2024 | Week of November 25 | Radio Transcript #1594
As with much of history these days, revisionists seek to erase or rewrite even the true history of Thanksgiving, often portraying the first pilgrims as genocidal white supremacists with no concern for the native peoples of the land. That couldn’t be further from the truth!
The educational organization PragerU does a great job at dispelling many of the myths surrounding the first Thanksgiving in America and showcasing its rich and uniquely American history.[i]
America’s first pilgrims on the Mayflower were headed toward Manhattan, but they were blown off course at sea, landing instead further north at a deserted Native American village, known as Plymouth, that still had reserves of corn, with no actual villagers in sight. Months after the pilgrims landed, one of the Native American survivors, a man named Squanto, returned to the village looking for his friends and family, who had sadly likely died due to smallpox before the newcomers ever arrived. Instead, he found the pilgrims.
Squanto, a former slave and an English-speaking Christian convert, willingly helped the pilgrims plant crops and work out an agreement with Massasoit, the area’s most important Native American chief. One of the pilgrim leaders, William Bradford, who eventually became their governor, referred to Squanto as “a special instrument sent of God for their good,” referencing Squanto’s enormous help.
The “First Thanksgiving” in the year 1621 was actually biblically inspired. It was a three-day harvest celebration in October which included 90 Native Americans and 53 pilgrims. The celebration was modeled after “The Feast of the Tabernacles” in the Old Testament. The hosts and guests shared vegetables, fish, deer, and possibly some wild turkeys while bonding over a shared interest in guns.

■ **Available data**:
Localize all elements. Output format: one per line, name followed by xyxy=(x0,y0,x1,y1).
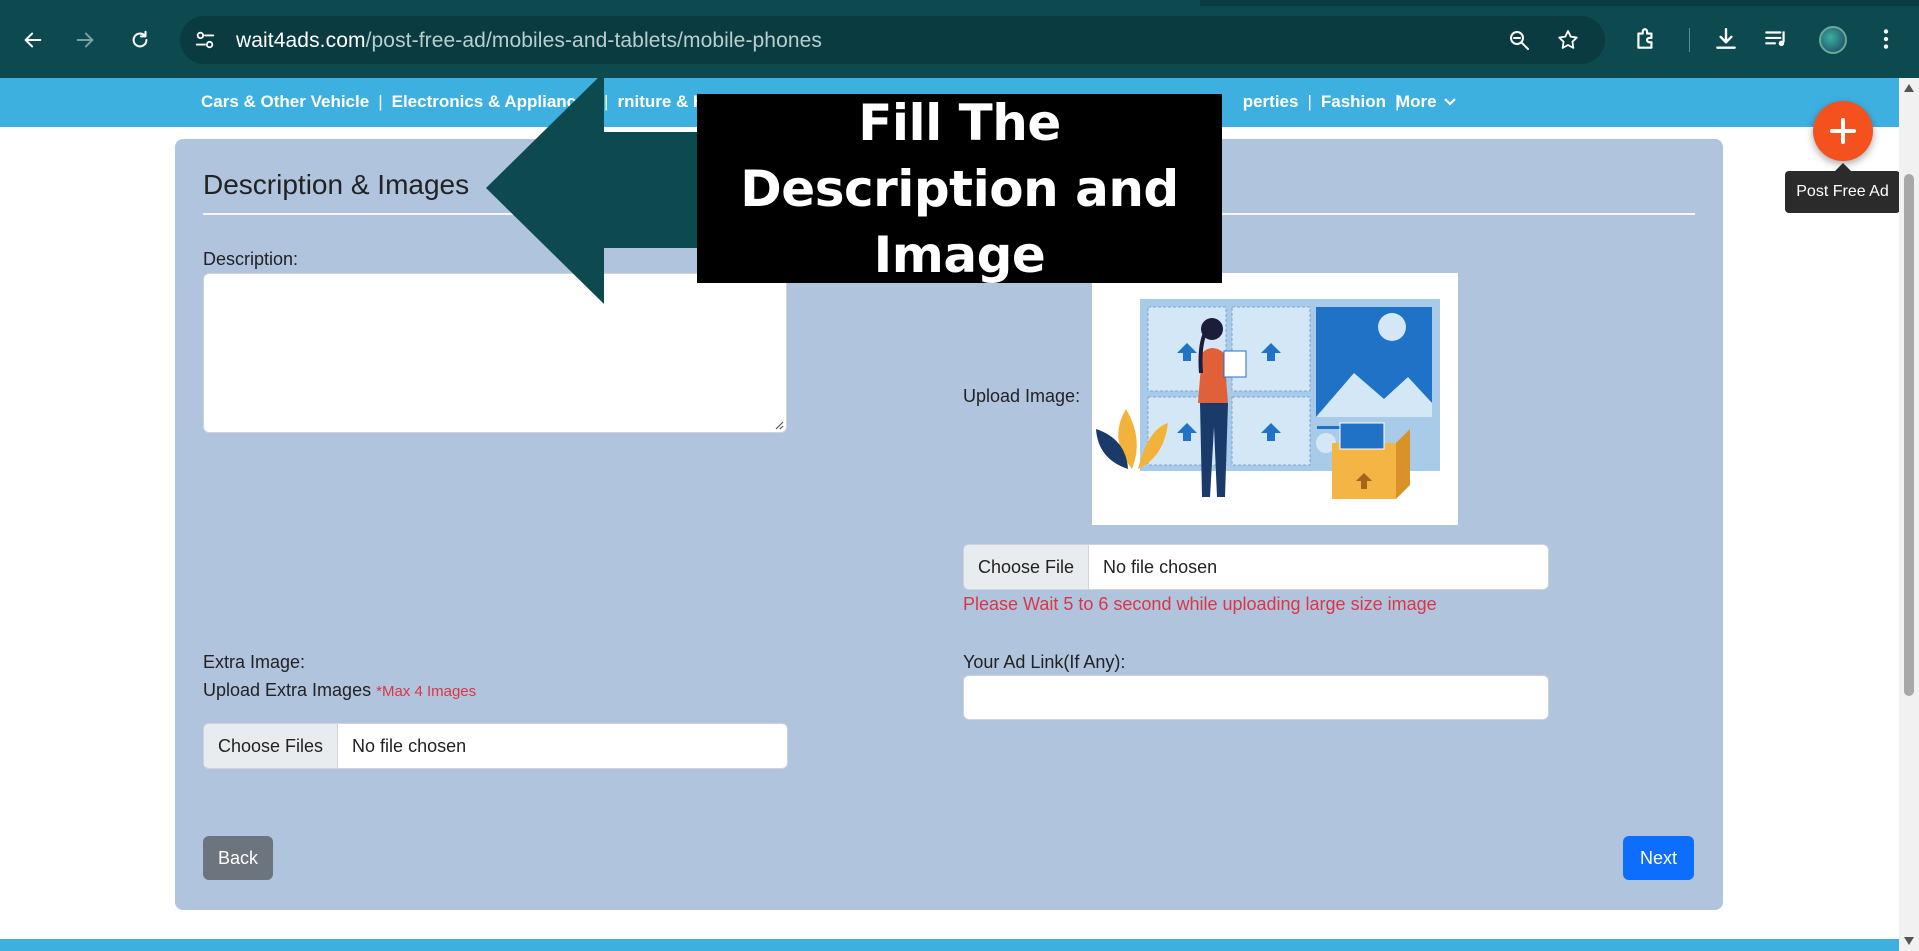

■ **Written request**: Using the Thanksgiving transcript, mark each statement yes or no and quote the words that decide it: (a) The Mayflower pilgrims had been heading for Manhattan. (b) The 1621 celebration lasted a single day in November. (c) More Native Americans than pilgrims took part in that celebration.

■ **Response**:
(a) Yes: "America’s first pilgrims on the Mayflower were headed toward Manhattan"
(b) No: "It was a three-day harvest celebration in October"
(c) Yes: "which included 90 Native Americans and 53 pilgrims"